* _Task to carry out_
Write out the full set of records below exactly.

* _Records supplied_
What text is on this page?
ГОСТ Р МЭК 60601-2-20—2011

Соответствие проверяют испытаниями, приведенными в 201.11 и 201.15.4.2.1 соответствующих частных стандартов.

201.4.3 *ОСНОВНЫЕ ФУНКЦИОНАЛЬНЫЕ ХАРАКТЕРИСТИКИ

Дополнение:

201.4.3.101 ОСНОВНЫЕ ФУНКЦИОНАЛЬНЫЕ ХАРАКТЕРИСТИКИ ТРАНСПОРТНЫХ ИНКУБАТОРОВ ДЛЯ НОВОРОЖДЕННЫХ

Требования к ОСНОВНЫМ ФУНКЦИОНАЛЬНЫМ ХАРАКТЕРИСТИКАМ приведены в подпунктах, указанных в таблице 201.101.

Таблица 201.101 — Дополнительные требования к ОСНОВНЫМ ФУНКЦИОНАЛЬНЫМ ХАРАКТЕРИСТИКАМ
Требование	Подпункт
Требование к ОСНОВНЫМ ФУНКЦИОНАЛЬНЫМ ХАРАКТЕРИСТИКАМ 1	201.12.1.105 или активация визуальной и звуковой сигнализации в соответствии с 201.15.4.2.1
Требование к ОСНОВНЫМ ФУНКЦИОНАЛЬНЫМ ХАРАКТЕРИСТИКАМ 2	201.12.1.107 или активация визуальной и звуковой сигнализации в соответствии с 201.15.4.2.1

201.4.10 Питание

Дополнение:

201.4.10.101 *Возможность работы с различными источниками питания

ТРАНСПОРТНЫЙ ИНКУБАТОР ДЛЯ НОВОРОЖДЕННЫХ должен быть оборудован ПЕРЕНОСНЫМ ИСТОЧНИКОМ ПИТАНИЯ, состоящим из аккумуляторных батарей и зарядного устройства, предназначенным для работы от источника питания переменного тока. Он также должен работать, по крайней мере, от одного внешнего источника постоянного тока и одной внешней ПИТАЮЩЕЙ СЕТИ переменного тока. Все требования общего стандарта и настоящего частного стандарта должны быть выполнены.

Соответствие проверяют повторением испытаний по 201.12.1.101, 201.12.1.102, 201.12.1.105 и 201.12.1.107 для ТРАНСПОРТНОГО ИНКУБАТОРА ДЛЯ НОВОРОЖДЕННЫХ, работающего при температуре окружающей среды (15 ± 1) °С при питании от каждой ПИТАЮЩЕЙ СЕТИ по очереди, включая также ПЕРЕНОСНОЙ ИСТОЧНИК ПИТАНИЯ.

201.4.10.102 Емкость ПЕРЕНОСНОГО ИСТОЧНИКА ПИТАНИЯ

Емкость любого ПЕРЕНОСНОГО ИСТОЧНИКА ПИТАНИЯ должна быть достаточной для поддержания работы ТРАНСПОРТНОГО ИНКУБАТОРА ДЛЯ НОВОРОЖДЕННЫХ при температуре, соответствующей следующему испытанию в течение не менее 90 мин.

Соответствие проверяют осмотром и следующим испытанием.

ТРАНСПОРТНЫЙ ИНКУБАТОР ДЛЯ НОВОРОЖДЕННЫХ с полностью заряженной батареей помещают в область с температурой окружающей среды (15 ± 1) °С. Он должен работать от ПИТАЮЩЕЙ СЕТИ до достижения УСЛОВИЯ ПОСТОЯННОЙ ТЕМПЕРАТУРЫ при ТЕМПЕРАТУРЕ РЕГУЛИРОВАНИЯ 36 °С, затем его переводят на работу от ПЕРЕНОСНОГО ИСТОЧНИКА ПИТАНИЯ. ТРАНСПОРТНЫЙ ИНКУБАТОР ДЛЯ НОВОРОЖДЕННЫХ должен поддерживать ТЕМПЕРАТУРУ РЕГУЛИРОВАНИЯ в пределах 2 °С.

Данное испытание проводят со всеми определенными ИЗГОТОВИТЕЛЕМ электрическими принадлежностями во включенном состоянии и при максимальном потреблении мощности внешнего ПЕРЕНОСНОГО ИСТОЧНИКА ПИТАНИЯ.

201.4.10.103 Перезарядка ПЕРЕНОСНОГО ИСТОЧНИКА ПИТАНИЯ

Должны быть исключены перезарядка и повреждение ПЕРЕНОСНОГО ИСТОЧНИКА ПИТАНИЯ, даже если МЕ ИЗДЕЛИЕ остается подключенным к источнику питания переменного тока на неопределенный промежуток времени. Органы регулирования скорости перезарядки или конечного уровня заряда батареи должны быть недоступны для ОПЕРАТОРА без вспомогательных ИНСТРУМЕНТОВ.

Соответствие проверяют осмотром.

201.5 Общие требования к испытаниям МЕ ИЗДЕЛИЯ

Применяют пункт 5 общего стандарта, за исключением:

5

* _Full solution_
What text is on this page?
ГОСТ Р МЭК 60601-2-20—2011

Соответствие проверяют испытаниями, приведенными в 201.11 и 201.15.4.2.1 соответствующих частных стандартов.

201.4.3 *ОСНОВНЫЕ ФУНКЦИОНАЛЬНЫЕ ХАРАКТЕРИСТИКИ

Дополнение:

201.4.3.101 ОСНОВНЫЕ ФУНКЦИОНАЛЬНЫЕ ХАРАКТЕРИСТИКИ ТРАНСПОРТНЫХ ИНКУБАТОРОВ ДЛЯ НОВОРОЖДЕННЫХ

Требования к ОСНОВНЫМ ФУНКЦИОНАЛЬНЫМ ХАРАКТЕРИСТИКАМ приведены в подпунктах, указанных в таблице 201.101.

Таблица 201.101 — Дополнительные требования к ОСНОВНЫМ ФУНКЦИОНАЛЬНЫМ ХАРАКТЕРИСТИКАМ
Требование	Подпункт
Требование к ОСНОВНЫМ ФУНКЦИОНАЛЬНЫМ ХАРАКТЕРИСТИКАМ 1	201.12.1.105 или активация визуальной и звуковой сигнализации в соответствии с 201.15.4.2.1
Требование к ОСНОВНЫМ ФУНКЦИОНАЛЬНЫМ ХАРАКТЕРИСТИКАМ 2	201.12.1.107 или активация визуальной и звуковой сигнализации в соответствии с 201.15.4.2.1

201.4.10 Питание

Дополнение:

201.4.10.101 *Возможность работы с различными источниками питания

ТРАНСПОРТНЫЙ ИНКУБАТОР ДЛЯ НОВОРОЖДЕННЫХ должен быть оборудован ПЕРЕНОСНЫМ ИСТОЧНИКОМ ПИТАНИЯ, состоящим из аккумуляторных батарей и зарядного устройства, предназначенным для работы от источника питания переменного тока. Он также должен работать, по крайней мере, от одного внешнего источника постоянного тока и одной внешней ПИТАЮЩЕЙ СЕТИ переменного тока. Все требования общего стандарта и настоящего частного стандарта должны быть выполнены.

Соответствие проверяют повторением испытаний по 201.12.1.101, 201.12.1.102, 201.12.1.105 и 201.12.1.107 для ТРАНСПОРТНОГО ИНКУБАТОРА ДЛЯ НОВОРОЖДЕННЫХ, работающего при температуре окружающей среды (15 ± 1) °С при питании от каждой ПИТАЮЩЕЙ СЕТИ по очереди, включая также ПЕРЕНОСНОЙ ИСТОЧНИК ПИТАНИЯ.

201.4.10.102 Емкость ПЕРЕНОСНОГО ИСТОЧНИКА ПИТАНИЯ

Емкость любого ПЕРЕНОСНОГО ИСТОЧНИКА ПИТАНИЯ должна быть достаточной для поддержания работы ТРАНСПОРТНОГО ИНКУБАТОРА ДЛЯ НОВОРОЖДЕННЫХ при температуре, соответствующей следующему испытанию в течение не менее 90 мин.

Соответствие проверяют осмотром и следующим испытанием.

ТРАНСПОРТНЫЙ ИНКУБАТОР ДЛЯ НОВОРОЖДЕННЫХ с полностью заряженной батареей помещают в область с температурой окружающей среды (15 ± 1) °С. Он должен работать от ПИТАЮЩЕЙ СЕТИ до достижения УСЛОВИЯ ПОСТОЯННОЙ ТЕМПЕРАТУРЫ при ТЕМПЕРАТУРЕ РЕГУЛИРОВАНИЯ 36 °С, затем его переводят на работу от ПЕРЕНОСНОГО ИСТОЧНИКА ПИТАНИЯ. ТРАНСПОРТНЫЙ ИНКУБАТОР ДЛЯ НОВОРОЖДЕННЫХ должен поддерживать ТЕМПЕРАТУРУ РЕГУЛИРОВАНИЯ в пределах 2 °С.

Данное испытание проводят со всеми определенными ИЗГОТОВИТЕЛЕМ электрическими принадлежностями во включенном состоянии и при максимальном потреблении мощности внешнего ПЕРЕНОСНОГО ИСТОЧНИКА ПИТАНИЯ.

201.4.10.103 Перезарядка ПЕРЕНОСНОГО ИСТОЧНИКА ПИТАНИЯ

Должны быть исключены перезарядка и повреждение ПЕРЕНОСНОГО ИСТОЧНИКА ПИТАНИЯ, даже если МЕ ИЗДЕЛИЕ остается подключенным к источнику питания переменного тока на неопределенный промежуток времени. Органы регулирования скорости перезарядки или конечного уровня заряда батареи должны быть недоступны для ОПЕРАТОРА без вспомогательных ИНСТРУМЕНТОВ.

Соответствие проверяют осмотром.

201.5 Общие требования к испытаниям МЕ ИЗДЕЛИЯ

Применяют пункт 5 общего стандарта, за исключением:

5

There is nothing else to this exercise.